WHAT YOU WILL DO: Copy each line below without leaving any out.

RECORD SET:

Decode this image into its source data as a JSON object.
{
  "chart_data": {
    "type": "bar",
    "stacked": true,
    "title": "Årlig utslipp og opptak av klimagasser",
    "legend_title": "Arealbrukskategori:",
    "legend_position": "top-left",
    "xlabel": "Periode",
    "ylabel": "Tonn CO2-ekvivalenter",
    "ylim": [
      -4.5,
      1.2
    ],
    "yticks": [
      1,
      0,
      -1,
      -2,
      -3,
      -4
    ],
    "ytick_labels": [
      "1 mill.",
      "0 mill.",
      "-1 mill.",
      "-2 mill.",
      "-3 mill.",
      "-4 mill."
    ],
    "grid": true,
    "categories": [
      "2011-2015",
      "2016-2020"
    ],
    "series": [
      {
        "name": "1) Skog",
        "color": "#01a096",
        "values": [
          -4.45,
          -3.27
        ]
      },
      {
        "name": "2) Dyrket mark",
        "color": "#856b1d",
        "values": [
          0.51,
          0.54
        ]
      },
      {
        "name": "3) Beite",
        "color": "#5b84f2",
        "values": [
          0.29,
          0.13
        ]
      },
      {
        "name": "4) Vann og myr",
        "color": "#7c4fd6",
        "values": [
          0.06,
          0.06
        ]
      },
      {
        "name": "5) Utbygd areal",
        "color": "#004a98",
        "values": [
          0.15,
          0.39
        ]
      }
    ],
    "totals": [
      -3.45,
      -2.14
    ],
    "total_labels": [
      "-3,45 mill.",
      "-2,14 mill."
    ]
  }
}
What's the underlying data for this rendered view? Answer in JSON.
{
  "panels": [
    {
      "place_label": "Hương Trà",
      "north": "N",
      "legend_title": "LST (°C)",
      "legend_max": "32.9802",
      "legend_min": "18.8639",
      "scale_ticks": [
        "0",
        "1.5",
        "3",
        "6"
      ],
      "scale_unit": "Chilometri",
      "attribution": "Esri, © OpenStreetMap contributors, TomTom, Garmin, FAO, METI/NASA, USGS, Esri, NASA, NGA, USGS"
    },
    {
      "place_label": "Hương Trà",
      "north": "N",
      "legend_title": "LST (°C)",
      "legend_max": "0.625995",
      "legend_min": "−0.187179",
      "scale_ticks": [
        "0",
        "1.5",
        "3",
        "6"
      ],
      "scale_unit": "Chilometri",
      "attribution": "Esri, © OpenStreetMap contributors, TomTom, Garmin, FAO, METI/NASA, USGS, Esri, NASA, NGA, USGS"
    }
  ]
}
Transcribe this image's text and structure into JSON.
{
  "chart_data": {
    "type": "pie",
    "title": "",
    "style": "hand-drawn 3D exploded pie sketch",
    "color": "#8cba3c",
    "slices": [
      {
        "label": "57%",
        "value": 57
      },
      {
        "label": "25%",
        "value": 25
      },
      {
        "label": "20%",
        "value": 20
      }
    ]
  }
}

RESULT OF THE EXERCISE:
Decode this image into its source data as a JSON object.
{
  "chart_data": {
    "type": "bar",
    "stacked": true,
    "title": "Årlig utslipp og opptak av klimagasser",
    "legend_title": "Arealbrukskategori:",
    "legend_position": "top-left",
    "xlabel": "Periode",
    "ylabel": "Tonn CO2-ekvivalenter",
    "ylim": [
      -4.5,
      1.2
    ],
    "yticks": [
      1,
      0,
      -1,
      -2,
      -3,
      -4
    ],
    "ytick_labels": [
      "1 mill.",
      "0 mill.",
      "-1 mill.",
      "-2 mill.",
      "-3 mill.",
      "-4 mill."
    ],
    "grid": true,
    "categories": [
      "2011-2015",
      "2016-2020"
    ],
    "series": [
      {
        "name": "1) Skog",
        "color": "#01a096",
        "values": [
          -4.45,
          -3.27
        ]
      },
      {
        "name": "2) Dyrket mark",
        "color": "#856b1d",
        "values": [
          0.51,
          0.54
        ]
      },
      {
        "name": "3) Beite",
        "color": "#5b84f2",
        "values": [
          0.29,
          0.13
        ]
      },
      {
        "name": "4) Vann og myr",
        "color": "#7c4fd6",
        "values": [
          0.06,
          0.06
        ]
      },
      {
        "name": "5) Utbygd areal",
        "color": "#004a98",
        "values": [
          0.15,
          0.39
        ]
      }
    ],
    "totals": [
      -3.45,
      -2.14
    ],
    "total_labels": [
      "-3,45 mill.",
      "-2,14 mill."
    ]
  }
}
What's the underlying data for this rendered view? Answer in JSON.
{
  "panels": [
    {
      "place_label": "Hương Trà",
      "north": "N",
      "legend_title": "LST (°C)",
      "legend_max": "32.9802",
      "legend_min": "18.8639",
      "scale_ticks": [
        "0",
        "1.5",
        "3",
        "6"
      ],
      "scale_unit": "Chilometri",
      "attribution": "Esri, © OpenStreetMap contributors, TomTom, Garmin, FAO, METI/NASA, USGS, Esri, NASA, NGA, USGS"
    },
    {
      "place_label": "Hương Trà",
      "north": "N",
      "legend_title": "LST (°C)",
      "legend_max": "0.625995",
      "legend_min": "−0.187179",
      "scale_ticks": [
        "0",
        "1.5",
        "3",
        "6"
      ],
      "scale_unit": "Chilometri",
      "attribution": "Esri, © OpenStreetMap contributors, TomTom, Garmin, FAO, METI/NASA, USGS, Esri, NASA, NGA, USGS"
    }
  ]
}
Transcribe this image's text and structure into JSON.
{
  "chart_data": {
    "type": "pie",
    "title": "",
    "style": "hand-drawn 3D exploded pie sketch",
    "color": "#8cba3c",
    "slices": [
      {
        "label": "57%",
        "value": 57
      },
      {
        "label": "25%",
        "value": 25
      },
      {
        "label": "20%",
        "value": 20
      }
    ]
  }
}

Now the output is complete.